*Task details:* For each line that holds "SIGNATURE", copy the line out.

Collected data
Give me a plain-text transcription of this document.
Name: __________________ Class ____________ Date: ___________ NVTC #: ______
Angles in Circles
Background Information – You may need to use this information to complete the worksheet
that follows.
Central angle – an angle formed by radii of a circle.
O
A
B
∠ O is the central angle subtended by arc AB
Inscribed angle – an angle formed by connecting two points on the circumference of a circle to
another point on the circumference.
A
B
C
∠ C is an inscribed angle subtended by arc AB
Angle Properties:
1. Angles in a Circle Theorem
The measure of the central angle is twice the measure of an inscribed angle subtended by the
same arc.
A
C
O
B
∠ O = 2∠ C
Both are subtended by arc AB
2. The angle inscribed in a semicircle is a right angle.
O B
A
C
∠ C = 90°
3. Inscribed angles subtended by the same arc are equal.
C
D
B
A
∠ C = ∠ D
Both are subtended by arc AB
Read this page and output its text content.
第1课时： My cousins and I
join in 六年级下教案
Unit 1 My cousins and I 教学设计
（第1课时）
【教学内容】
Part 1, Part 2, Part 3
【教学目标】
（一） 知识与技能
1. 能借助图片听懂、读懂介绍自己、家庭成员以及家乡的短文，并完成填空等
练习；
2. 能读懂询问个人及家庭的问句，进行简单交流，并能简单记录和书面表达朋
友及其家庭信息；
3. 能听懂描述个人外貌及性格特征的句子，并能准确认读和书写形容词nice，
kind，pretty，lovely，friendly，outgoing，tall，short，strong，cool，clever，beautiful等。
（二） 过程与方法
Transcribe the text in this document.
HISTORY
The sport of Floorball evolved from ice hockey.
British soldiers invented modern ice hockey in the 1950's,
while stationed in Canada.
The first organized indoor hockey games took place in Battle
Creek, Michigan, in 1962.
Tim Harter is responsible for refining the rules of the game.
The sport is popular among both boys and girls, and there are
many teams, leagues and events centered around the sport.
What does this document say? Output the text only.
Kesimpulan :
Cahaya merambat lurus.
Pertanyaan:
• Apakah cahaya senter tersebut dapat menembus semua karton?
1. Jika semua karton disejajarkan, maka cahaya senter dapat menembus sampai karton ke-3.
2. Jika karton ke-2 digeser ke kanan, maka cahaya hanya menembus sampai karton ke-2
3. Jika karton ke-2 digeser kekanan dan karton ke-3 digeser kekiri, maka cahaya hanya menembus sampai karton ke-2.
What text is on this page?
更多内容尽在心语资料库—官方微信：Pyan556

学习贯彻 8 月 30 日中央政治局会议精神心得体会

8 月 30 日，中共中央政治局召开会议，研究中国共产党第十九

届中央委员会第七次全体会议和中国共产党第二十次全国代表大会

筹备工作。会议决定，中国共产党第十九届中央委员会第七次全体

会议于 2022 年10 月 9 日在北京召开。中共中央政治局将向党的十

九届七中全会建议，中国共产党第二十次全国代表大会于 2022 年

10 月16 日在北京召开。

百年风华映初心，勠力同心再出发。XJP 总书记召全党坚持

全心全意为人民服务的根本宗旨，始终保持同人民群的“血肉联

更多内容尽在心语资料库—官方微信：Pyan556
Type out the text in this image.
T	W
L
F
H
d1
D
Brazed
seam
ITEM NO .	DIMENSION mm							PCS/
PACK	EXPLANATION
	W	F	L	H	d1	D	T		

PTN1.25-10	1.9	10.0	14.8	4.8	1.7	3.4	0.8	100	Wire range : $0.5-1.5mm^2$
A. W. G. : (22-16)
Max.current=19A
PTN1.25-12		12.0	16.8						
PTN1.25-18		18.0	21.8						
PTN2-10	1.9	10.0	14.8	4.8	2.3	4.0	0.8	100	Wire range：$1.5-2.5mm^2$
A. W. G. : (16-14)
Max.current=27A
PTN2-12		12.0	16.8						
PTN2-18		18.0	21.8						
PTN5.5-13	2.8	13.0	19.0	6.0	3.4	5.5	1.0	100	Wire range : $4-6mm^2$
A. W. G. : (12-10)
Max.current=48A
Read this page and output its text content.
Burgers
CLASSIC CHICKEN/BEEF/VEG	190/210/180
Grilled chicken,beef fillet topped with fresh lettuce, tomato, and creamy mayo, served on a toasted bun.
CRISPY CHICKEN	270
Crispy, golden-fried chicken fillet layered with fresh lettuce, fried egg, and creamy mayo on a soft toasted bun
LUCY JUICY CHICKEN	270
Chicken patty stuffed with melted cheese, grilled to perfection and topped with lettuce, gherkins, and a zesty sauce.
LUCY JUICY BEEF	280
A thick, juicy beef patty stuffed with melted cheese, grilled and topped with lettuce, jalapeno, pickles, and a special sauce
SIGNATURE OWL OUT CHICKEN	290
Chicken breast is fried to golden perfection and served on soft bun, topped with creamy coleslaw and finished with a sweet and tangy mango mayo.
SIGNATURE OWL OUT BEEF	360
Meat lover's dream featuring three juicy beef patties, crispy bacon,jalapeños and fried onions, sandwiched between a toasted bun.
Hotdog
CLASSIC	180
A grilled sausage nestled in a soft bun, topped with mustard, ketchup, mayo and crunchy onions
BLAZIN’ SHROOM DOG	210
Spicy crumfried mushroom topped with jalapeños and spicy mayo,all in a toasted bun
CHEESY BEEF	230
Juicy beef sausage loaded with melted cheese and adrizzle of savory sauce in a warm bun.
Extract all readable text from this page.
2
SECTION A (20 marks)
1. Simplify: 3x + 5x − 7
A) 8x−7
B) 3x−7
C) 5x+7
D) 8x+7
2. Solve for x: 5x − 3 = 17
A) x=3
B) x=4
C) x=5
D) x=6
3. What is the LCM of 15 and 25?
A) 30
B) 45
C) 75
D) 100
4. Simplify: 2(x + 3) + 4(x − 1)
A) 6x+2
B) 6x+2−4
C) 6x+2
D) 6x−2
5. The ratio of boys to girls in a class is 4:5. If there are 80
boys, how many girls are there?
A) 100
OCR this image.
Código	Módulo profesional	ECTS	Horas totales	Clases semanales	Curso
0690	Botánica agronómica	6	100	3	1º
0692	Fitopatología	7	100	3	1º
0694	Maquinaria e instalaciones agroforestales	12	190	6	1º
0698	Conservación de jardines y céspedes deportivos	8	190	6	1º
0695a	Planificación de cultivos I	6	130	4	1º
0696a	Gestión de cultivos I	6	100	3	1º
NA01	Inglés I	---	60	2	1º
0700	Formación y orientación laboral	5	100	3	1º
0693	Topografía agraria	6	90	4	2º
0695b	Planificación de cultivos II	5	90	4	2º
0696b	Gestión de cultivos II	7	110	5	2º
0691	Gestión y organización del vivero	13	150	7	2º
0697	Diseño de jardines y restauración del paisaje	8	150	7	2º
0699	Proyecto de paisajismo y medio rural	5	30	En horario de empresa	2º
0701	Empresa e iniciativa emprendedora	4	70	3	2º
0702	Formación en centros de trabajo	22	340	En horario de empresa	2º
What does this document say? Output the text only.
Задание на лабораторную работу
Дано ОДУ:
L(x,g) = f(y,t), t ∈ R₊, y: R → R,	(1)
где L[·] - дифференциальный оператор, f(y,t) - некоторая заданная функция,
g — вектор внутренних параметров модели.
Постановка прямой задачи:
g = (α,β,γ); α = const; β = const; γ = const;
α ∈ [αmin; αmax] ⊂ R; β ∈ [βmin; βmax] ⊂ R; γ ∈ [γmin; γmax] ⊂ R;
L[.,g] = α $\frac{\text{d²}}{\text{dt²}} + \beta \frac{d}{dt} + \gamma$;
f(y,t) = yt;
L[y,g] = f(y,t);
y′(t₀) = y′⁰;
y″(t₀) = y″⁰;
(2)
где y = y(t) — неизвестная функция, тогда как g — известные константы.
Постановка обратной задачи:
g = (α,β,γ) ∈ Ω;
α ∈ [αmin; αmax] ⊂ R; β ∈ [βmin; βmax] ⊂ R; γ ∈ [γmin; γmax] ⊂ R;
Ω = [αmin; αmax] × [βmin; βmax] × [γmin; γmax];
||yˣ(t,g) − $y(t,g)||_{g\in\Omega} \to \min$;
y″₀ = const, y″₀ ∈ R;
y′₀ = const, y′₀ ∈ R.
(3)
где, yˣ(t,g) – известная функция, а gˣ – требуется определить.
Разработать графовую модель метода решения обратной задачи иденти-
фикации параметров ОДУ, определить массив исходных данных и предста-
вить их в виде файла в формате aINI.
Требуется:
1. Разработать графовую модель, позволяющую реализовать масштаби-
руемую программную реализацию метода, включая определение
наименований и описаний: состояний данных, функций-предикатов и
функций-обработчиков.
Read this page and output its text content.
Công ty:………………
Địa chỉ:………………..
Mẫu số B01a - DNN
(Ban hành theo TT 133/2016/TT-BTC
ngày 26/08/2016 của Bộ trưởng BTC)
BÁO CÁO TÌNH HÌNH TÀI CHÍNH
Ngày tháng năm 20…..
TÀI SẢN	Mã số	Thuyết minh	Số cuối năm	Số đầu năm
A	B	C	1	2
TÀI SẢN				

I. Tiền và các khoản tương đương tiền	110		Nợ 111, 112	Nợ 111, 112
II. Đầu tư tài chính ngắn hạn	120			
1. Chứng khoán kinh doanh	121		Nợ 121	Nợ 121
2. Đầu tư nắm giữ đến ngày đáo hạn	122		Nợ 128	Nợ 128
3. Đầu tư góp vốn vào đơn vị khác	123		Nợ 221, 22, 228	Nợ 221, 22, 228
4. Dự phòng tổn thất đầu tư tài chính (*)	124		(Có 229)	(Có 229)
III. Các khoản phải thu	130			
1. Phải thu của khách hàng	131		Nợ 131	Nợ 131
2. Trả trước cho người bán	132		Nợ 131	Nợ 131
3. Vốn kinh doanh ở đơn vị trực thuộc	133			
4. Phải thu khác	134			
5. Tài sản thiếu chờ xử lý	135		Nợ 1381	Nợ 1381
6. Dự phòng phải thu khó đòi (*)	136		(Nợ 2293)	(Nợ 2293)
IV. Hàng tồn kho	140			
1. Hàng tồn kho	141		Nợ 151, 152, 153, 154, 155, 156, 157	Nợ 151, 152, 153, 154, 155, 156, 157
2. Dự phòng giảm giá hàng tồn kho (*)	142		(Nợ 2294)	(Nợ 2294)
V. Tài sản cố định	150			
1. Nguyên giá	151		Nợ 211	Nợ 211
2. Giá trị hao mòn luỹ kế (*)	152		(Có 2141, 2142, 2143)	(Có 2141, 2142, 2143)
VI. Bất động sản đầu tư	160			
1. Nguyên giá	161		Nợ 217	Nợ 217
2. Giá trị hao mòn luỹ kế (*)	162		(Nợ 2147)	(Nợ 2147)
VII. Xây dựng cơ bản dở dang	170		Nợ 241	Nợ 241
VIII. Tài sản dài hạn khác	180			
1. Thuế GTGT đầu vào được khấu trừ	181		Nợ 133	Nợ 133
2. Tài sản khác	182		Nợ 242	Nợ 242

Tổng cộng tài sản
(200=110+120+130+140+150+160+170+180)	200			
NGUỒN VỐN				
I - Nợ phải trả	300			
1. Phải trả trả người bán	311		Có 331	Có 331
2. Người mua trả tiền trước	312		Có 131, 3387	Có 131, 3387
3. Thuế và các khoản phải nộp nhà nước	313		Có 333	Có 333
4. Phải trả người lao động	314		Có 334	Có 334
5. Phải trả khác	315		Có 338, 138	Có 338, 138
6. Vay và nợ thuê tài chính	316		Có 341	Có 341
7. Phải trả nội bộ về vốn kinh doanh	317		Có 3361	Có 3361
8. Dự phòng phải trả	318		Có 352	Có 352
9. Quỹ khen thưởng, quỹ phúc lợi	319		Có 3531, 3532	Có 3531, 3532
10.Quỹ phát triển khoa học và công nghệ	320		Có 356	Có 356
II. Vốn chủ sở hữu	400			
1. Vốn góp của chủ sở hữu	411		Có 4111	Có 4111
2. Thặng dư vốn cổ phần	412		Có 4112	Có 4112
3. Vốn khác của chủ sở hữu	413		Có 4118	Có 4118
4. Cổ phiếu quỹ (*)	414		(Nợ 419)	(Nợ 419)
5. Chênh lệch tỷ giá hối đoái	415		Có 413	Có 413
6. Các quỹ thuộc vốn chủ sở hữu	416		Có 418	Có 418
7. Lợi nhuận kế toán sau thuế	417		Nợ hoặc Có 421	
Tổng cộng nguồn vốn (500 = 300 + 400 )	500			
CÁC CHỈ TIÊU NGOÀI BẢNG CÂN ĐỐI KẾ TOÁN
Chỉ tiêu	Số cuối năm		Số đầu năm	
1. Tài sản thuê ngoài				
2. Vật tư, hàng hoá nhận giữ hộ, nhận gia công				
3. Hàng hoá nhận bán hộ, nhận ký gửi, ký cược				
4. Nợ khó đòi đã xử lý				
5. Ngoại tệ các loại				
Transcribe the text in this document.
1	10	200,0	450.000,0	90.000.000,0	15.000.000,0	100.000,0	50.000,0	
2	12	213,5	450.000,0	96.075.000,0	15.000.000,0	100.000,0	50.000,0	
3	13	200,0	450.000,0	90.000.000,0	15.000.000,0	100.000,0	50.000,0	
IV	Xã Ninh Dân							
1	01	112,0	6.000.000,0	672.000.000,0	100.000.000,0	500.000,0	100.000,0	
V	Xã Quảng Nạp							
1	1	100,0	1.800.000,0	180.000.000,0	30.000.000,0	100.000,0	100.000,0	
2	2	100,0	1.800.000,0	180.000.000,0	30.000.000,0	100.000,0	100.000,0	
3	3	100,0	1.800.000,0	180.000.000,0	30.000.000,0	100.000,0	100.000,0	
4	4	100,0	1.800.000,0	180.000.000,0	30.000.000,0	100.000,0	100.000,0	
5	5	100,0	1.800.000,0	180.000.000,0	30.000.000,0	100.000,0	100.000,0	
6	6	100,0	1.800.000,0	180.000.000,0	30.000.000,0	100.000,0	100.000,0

*Result of the task:*
SIGNATURE OWL OUT CHICKEN	290
SIGNATURE OWL OUT BEEF	360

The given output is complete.